--- start of Listed entries ---

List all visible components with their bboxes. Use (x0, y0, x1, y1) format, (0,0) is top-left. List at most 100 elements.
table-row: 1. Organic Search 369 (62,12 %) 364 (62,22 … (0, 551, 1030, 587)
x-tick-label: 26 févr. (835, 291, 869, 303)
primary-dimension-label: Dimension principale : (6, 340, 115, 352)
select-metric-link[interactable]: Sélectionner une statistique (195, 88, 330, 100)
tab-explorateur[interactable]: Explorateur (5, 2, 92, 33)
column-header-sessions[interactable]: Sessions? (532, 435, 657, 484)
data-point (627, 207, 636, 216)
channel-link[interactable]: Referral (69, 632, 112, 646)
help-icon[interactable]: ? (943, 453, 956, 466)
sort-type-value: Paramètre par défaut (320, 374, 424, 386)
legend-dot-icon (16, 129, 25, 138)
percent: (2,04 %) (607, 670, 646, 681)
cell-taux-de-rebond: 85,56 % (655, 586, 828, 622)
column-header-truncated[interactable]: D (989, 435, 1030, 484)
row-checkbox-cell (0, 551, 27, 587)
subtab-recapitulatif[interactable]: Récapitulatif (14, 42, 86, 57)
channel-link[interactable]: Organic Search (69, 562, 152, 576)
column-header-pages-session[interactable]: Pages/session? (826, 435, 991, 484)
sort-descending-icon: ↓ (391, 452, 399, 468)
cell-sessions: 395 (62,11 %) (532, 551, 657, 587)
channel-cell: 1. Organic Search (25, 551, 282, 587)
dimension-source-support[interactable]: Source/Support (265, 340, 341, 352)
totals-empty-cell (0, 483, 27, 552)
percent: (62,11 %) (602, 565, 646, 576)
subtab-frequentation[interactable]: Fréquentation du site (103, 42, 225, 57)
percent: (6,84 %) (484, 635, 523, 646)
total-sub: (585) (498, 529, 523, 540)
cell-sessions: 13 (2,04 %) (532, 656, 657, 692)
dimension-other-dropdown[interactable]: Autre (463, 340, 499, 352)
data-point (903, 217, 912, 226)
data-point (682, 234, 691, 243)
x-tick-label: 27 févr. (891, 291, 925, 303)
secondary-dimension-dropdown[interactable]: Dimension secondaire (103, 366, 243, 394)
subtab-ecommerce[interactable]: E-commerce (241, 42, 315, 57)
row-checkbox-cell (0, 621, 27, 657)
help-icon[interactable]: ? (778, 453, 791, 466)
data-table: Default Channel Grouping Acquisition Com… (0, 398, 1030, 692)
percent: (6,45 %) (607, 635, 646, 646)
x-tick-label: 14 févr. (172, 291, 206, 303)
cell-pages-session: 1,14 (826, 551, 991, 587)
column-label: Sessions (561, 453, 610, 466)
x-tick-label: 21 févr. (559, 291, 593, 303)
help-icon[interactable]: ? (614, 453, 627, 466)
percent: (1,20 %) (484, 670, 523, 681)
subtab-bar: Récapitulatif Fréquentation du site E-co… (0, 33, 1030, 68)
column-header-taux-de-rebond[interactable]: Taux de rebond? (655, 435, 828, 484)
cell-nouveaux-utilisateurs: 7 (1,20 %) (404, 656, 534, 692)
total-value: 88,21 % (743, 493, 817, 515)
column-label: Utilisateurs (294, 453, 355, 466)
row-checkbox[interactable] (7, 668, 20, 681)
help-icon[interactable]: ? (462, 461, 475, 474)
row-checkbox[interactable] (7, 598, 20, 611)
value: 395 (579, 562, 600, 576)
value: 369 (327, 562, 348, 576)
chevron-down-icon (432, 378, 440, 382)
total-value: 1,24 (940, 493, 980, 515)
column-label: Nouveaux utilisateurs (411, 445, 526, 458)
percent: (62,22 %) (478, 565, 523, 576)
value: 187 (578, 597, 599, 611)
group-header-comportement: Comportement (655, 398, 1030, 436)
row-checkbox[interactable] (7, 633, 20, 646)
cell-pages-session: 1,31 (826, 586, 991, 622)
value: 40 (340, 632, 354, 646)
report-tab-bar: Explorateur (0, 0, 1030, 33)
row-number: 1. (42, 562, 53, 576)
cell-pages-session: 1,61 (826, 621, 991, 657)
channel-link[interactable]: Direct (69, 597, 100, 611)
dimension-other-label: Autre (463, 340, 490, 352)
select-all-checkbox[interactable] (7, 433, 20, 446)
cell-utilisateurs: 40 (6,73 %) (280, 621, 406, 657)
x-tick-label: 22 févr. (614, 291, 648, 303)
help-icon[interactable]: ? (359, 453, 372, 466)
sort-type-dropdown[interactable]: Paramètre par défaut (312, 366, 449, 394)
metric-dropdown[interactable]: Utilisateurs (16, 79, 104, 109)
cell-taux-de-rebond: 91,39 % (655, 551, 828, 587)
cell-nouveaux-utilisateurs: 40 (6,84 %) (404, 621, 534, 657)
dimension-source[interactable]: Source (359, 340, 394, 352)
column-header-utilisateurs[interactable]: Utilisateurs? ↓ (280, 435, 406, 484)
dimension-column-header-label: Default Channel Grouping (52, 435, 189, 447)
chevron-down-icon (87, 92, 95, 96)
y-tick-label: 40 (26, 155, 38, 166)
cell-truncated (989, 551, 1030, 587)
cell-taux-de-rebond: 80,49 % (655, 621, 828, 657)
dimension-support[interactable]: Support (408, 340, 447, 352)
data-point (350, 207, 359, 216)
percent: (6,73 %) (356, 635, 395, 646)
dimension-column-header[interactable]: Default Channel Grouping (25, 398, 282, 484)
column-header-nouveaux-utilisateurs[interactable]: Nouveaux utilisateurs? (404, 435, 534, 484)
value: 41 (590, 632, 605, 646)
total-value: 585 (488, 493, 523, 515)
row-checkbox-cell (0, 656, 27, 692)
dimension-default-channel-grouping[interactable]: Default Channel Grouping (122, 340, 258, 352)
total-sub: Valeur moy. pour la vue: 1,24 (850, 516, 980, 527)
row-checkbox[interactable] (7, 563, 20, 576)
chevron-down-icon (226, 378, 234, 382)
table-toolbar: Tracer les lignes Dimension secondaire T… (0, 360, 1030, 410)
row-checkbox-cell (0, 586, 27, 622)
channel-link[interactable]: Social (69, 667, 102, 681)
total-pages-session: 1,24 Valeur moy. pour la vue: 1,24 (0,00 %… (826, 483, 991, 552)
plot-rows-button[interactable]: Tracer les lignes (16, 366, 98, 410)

--- end of Listed entries ---

Copy out every line of the items above, character for character.

### Answer in full
List all visible components with their bboxes. Use (x0, y0, x1, y1) format, (0,0) is top-left. List at most 100 elements.
table-row: 1. Organic Search 369 (62,12 %) 364 (62,22 … (0, 551, 1030, 587)
x-tick-label: 26 févr. (835, 291, 869, 303)
primary-dimension-label: Dimension principale : (6, 340, 115, 352)
select-metric-link[interactable]: Sélectionner une statistique (195, 88, 330, 100)
tab-explorateur[interactable]: Explorateur (5, 2, 92, 33)
column-header-sessions[interactable]: Sessions? (532, 435, 657, 484)
data-point (627, 207, 636, 216)
channel-link[interactable]: Referral (69, 632, 112, 646)
help-icon[interactable]: ? (943, 453, 956, 466)
sort-type-value: Paramètre par défaut (320, 374, 424, 386)
legend-dot-icon (16, 129, 25, 138)
percent: (2,04 %) (607, 670, 646, 681)
cell-taux-de-rebond: 85,56 % (655, 586, 828, 622)
column-header-truncated[interactable]: D (989, 435, 1030, 484)
row-checkbox-cell (0, 551, 27, 587)
subtab-recapitulatif[interactable]: Récapitulatif (14, 42, 86, 57)
channel-link[interactable]: Organic Search (69, 562, 152, 576)
column-header-pages-session[interactable]: Pages/session? (826, 435, 991, 484)
sort-descending-icon: ↓ (391, 452, 399, 468)
cell-sessions: 395 (62,11 %) (532, 551, 657, 587)
channel-cell: 1. Organic Search (25, 551, 282, 587)
dimension-source-support[interactable]: Source/Support (265, 340, 341, 352)
totals-empty-cell (0, 483, 27, 552)
percent: (62,11 %) (602, 565, 646, 576)
subtab-frequentation[interactable]: Fréquentation du site (103, 42, 225, 57)
percent: (6,84 %) (484, 635, 523, 646)
total-sub: (585) (498, 529, 523, 540)
cell-sessions: 13 (2,04 %) (532, 656, 657, 692)
dimension-other-dropdown[interactable]: Autre (463, 340, 499, 352)
data-point (903, 217, 912, 226)
data-point (682, 234, 691, 243)
x-tick-label: 27 févr. (891, 291, 925, 303)
secondary-dimension-dropdown[interactable]: Dimension secondaire (103, 366, 243, 394)
subtab-ecommerce[interactable]: E-commerce (241, 42, 315, 57)
row-checkbox-cell (0, 621, 27, 657)
help-icon[interactable]: ? (778, 453, 791, 466)
data-table: Default Channel Grouping Acquisition Com… (0, 398, 1030, 692)
percent: (6,45 %) (607, 635, 646, 646)
x-tick-label: 14 févr. (172, 291, 206, 303)
cell-pages-session: 1,14 (826, 551, 991, 587)
column-label: Sessions (561, 453, 610, 466)
x-tick-label: 21 févr. (559, 291, 593, 303)
help-icon[interactable]: ? (614, 453, 627, 466)
percent: (1,20 %) (484, 670, 523, 681)
subtab-bar: Récapitulatif Fréquentation du site E-co… (0, 33, 1030, 68)
column-header-taux-de-rebond[interactable]: Taux de rebond? (655, 435, 828, 484)
cell-nouveaux-utilisateurs: 7 (1,20 %) (404, 656, 534, 692)
total-value: 88,21 % (743, 493, 817, 515)
column-label: Utilisateurs (294, 453, 355, 466)
row-checkbox[interactable] (7, 668, 20, 681)
help-icon[interactable]: ? (462, 461, 475, 474)
row-checkbox[interactable] (7, 598, 20, 611)
value: 395 (579, 562, 600, 576)
value: 369 (327, 562, 348, 576)
chevron-down-icon (432, 378, 440, 382)
total-value: 1,24 (940, 493, 980, 515)
column-label: Nouveaux utilisateurs (411, 445, 526, 458)
percent: (62,22 %) (478, 565, 523, 576)
value: 187 (578, 597, 599, 611)
group-header-comportement: Comportement (655, 398, 1030, 436)
row-checkbox[interactable] (7, 633, 20, 646)
cell-pages-session: 1,31 (826, 586, 991, 622)
value: 40 (340, 632, 354, 646)
report-tab-bar: Explorateur (0, 0, 1030, 33)
row-number: 1. (42, 562, 53, 576)
cell-pages-session: 1,61 (826, 621, 991, 657)
channel-link[interactable]: Direct (69, 597, 100, 611)
dimension-other-label: Autre (463, 340, 490, 352)
select-all-checkbox[interactable] (7, 433, 20, 446)
cell-utilisateurs: 40 (6,73 %) (280, 621, 406, 657)
x-tick-label: 22 févr. (614, 291, 648, 303)
help-icon[interactable]: ? (359, 453, 372, 466)
sort-type-dropdown[interactable]: Paramètre par défaut (312, 366, 449, 394)
metric-dropdown[interactable]: Utilisateurs (16, 79, 104, 109)
cell-taux-de-rebond: 91,39 % (655, 551, 828, 587)
cell-nouveaux-utilisateurs: 40 (6,84 %) (404, 621, 534, 657)
dimension-source[interactable]: Source (359, 340, 394, 352)
column-header-utilisateurs[interactable]: Utilisateurs? ↓ (280, 435, 406, 484)
dimension-column-header-label: Default Channel Grouping (52, 435, 189, 447)
chevron-down-icon (87, 92, 95, 96)
y-tick-label: 40 (26, 155, 38, 166)
cell-truncated (989, 551, 1030, 587)
cell-taux-de-rebond: 80,49 % (655, 621, 828, 657)
dimension-support[interactable]: Support (408, 340, 447, 352)
data-point (350, 207, 359, 216)
percent: (6,73 %) (356, 635, 395, 646)
dimension-column-header[interactable]: Default Channel Grouping (25, 398, 282, 484)
column-header-nouveaux-utilisateurs[interactable]: Nouveaux utilisateurs? (404, 435, 534, 484)
value: 41 (590, 632, 605, 646)
total-value: 585 (488, 493, 523, 515)
row-checkbox-cell (0, 656, 27, 692)
dimension-default-channel-grouping[interactable]: Default Channel Grouping (122, 340, 258, 352)
total-sub: Valeur moy. pour la vue: 1,24 (850, 516, 980, 527)
row-checkbox[interactable] (7, 563, 20, 576)
chevron-down-icon (226, 378, 234, 382)
table-toolbar: Tracer les lignes Dimension secondaire T… (0, 360, 1030, 410)
row-checkbox-cell (0, 586, 27, 622)
channel-link[interactable]: Social (69, 667, 102, 681)
total-pages-session: 1,24 Valeur moy. pour la vue: 1,24 (0,00 %… (826, 483, 991, 552)
plot-rows-button[interactable]: Tracer les lignes (16, 366, 98, 410)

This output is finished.